| Task input |
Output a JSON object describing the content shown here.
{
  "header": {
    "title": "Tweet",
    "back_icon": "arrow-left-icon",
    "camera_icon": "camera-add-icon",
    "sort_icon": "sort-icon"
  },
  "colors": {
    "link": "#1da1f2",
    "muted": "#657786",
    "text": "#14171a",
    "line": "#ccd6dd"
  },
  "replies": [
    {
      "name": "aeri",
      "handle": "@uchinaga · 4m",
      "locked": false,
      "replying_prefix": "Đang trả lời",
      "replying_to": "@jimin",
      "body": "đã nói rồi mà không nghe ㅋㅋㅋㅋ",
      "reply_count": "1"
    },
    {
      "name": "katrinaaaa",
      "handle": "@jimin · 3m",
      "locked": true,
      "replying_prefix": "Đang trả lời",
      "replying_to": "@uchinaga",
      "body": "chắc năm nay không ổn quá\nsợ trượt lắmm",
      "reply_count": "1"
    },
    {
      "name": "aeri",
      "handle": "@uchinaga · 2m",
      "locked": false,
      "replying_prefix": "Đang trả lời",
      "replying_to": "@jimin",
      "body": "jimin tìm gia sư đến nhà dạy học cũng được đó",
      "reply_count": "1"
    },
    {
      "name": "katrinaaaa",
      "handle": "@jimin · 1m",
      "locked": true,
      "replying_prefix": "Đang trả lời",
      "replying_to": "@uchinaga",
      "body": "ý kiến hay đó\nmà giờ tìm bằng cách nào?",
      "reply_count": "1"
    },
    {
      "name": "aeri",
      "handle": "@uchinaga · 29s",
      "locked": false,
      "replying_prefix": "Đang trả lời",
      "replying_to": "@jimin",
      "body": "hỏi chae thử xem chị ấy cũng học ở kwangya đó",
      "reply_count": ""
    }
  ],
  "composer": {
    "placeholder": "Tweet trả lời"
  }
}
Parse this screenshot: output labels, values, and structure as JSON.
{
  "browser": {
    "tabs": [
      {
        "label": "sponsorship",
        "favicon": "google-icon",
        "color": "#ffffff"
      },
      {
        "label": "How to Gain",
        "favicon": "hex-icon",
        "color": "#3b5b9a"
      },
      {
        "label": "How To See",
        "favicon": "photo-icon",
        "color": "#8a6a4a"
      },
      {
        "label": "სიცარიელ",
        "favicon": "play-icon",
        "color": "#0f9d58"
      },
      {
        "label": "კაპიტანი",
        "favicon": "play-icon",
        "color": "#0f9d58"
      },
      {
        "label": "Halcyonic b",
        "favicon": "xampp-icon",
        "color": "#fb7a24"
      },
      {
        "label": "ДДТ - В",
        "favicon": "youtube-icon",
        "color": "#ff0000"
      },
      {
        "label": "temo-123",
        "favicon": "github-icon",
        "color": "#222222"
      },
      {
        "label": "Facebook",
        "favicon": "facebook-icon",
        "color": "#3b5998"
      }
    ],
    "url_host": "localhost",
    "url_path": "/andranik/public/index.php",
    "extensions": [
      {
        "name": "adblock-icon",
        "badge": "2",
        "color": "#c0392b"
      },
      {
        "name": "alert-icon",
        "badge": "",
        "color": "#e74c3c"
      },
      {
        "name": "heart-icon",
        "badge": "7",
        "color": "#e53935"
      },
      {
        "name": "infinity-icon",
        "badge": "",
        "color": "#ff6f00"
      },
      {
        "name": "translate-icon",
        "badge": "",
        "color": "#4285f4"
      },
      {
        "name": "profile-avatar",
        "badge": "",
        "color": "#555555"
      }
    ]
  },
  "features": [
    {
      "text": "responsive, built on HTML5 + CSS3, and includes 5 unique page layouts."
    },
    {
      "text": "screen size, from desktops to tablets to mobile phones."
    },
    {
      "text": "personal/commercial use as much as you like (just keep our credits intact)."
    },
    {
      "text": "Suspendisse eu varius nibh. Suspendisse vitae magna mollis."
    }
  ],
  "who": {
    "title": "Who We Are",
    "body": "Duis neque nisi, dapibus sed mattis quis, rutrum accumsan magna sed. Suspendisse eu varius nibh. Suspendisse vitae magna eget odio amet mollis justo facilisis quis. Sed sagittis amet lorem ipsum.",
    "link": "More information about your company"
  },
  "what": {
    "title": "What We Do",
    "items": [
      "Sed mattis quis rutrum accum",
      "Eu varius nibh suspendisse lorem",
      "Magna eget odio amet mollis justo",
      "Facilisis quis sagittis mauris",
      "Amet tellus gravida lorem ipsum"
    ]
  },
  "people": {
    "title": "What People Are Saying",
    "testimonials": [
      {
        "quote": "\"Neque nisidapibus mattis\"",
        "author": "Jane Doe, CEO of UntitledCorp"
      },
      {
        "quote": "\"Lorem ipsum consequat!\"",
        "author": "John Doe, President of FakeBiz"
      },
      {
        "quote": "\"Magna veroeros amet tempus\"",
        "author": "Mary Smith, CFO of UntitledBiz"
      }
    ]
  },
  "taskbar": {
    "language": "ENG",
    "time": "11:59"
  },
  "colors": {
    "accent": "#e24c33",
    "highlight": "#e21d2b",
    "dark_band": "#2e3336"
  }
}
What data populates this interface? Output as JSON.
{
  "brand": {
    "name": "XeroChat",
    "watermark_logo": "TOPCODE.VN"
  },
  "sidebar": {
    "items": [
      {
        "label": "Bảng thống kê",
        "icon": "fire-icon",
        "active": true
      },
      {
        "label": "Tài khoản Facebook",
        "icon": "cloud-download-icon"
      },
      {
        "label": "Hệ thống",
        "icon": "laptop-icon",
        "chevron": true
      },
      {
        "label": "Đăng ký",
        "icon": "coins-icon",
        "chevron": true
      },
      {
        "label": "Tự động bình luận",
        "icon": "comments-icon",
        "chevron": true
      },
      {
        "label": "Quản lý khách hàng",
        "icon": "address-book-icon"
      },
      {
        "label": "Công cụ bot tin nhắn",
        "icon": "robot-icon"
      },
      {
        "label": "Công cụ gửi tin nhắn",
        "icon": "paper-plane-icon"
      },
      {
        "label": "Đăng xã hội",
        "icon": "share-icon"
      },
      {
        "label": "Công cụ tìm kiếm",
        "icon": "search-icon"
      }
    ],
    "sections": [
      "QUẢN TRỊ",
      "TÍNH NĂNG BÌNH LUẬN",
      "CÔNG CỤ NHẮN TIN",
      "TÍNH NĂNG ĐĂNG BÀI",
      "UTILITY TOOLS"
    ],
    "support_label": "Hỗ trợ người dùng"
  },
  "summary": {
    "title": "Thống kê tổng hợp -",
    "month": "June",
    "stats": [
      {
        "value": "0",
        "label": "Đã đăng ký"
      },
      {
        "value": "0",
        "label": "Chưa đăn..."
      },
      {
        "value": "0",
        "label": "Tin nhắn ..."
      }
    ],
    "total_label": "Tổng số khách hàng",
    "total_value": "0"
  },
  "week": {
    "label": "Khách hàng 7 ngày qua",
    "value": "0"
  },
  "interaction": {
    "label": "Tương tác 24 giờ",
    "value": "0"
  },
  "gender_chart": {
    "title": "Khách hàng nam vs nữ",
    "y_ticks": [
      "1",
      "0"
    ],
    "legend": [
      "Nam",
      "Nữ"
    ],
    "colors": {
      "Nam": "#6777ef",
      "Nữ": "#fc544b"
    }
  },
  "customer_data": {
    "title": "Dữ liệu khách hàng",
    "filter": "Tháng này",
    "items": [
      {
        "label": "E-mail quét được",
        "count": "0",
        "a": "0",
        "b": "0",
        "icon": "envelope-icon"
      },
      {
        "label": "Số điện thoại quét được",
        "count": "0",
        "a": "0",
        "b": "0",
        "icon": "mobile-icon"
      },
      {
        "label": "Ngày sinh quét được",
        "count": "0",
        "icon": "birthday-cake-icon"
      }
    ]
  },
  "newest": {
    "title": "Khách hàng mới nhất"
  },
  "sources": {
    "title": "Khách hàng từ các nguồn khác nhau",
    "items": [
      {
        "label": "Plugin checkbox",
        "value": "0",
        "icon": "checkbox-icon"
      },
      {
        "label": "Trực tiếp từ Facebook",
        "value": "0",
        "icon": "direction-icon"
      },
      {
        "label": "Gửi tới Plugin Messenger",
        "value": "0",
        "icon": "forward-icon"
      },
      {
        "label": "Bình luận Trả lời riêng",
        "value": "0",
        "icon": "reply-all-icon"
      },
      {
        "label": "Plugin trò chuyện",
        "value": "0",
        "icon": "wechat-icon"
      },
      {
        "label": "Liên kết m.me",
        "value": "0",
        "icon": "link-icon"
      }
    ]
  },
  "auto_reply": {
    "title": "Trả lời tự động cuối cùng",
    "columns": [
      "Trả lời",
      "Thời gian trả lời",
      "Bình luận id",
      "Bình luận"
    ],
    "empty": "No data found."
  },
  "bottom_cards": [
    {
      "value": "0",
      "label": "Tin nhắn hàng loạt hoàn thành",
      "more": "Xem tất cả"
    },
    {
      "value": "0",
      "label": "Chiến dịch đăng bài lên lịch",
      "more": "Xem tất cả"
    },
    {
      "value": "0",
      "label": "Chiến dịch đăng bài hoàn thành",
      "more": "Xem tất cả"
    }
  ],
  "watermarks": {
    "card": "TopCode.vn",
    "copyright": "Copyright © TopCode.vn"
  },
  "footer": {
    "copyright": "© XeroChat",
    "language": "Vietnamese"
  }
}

| Written task |
Which lines hold the string "được"? Copy all of them from the data above.

| Written answer |
      "body": "jimin tìm gia sư đến nhà dạy học cũng được đó",
        "label": "E-mail quét được",
        "label": "Số điện thoại quét được",
        "label": "Ngày sinh quét được",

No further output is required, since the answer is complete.